#### WRITTEN EXERCISE:
Word for word, retype every entry in the listing.

>> START DATA ROWS

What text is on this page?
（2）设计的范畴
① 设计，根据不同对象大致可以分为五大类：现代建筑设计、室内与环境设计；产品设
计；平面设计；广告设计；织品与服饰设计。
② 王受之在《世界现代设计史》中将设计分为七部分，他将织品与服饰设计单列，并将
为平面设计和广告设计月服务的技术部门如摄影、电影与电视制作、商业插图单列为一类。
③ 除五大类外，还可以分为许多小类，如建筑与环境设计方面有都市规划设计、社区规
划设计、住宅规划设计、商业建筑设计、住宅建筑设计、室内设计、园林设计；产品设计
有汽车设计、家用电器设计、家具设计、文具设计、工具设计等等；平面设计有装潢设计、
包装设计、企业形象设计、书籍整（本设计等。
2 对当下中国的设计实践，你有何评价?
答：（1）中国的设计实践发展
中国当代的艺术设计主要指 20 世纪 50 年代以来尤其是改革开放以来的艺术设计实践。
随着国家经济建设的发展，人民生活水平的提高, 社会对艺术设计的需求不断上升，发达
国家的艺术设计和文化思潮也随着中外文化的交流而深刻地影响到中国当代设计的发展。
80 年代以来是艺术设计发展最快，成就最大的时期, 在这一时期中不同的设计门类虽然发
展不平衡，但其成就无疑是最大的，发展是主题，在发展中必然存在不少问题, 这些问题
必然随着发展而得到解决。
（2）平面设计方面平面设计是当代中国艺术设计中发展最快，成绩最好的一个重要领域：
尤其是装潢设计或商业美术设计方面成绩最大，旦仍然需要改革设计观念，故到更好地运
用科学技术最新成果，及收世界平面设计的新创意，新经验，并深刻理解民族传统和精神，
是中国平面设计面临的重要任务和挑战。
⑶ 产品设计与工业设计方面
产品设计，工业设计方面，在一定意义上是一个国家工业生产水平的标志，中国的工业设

>> END DATA ROWS

#### TASK OUTPUT:
What text is on this page?
（2）设计的范畴
① 设计，根据不同对象大致可以分为五大类：现代建筑设计、室内与环境设计；产品设
计；平面设计；广告设计；织品与服饰设计。
② 王受之在《世界现代设计史》中将设计分为七部分，他将织品与服饰设计单列，并将
为平面设计和广告设计月服务的技术部门如摄影、电影与电视制作、商业插图单列为一类。
③ 除五大类外，还可以分为许多小类，如建筑与环境设计方面有都市规划设计、社区规
划设计、住宅规划设计、商业建筑设计、住宅建筑设计、室内设计、园林设计；产品设计
有汽车设计、家用电器设计、家具设计、文具设计、工具设计等等；平面设计有装潢设计、
包装设计、企业形象设计、书籍整（本设计等。
2 对当下中国的设计实践，你有何评价?
答：（1）中国的设计实践发展
中国当代的艺术设计主要指 20 世纪 50 年代以来尤其是改革开放以来的艺术设计实践。
随着国家经济建设的发展，人民生活水平的提高, 社会对艺术设计的需求不断上升，发达
国家的艺术设计和文化思潮也随着中外文化的交流而深刻地影响到中国当代设计的发展。
80 年代以来是艺术设计发展最快，成就最大的时期, 在这一时期中不同的设计门类虽然发
展不平衡，但其成就无疑是最大的，发展是主题，在发展中必然存在不少问题, 这些问题
必然随着发展而得到解决。
（2）平面设计方面平面设计是当代中国艺术设计中发展最快，成绩最好的一个重要领域：
尤其是装潢设计或商业美术设计方面成绩最大，旦仍然需要改革设计观念，故到更好地运
用科学技术最新成果，及收世界平面设计的新创意，新经验，并深刻理解民族传统和精神，
是中国平面设计面临的重要任务和挑战。
⑶ 产品设计与工业设计方面
产品设计，工业设计方面，在一定意义上是一个国家工业生产水平的标志，中国的工业设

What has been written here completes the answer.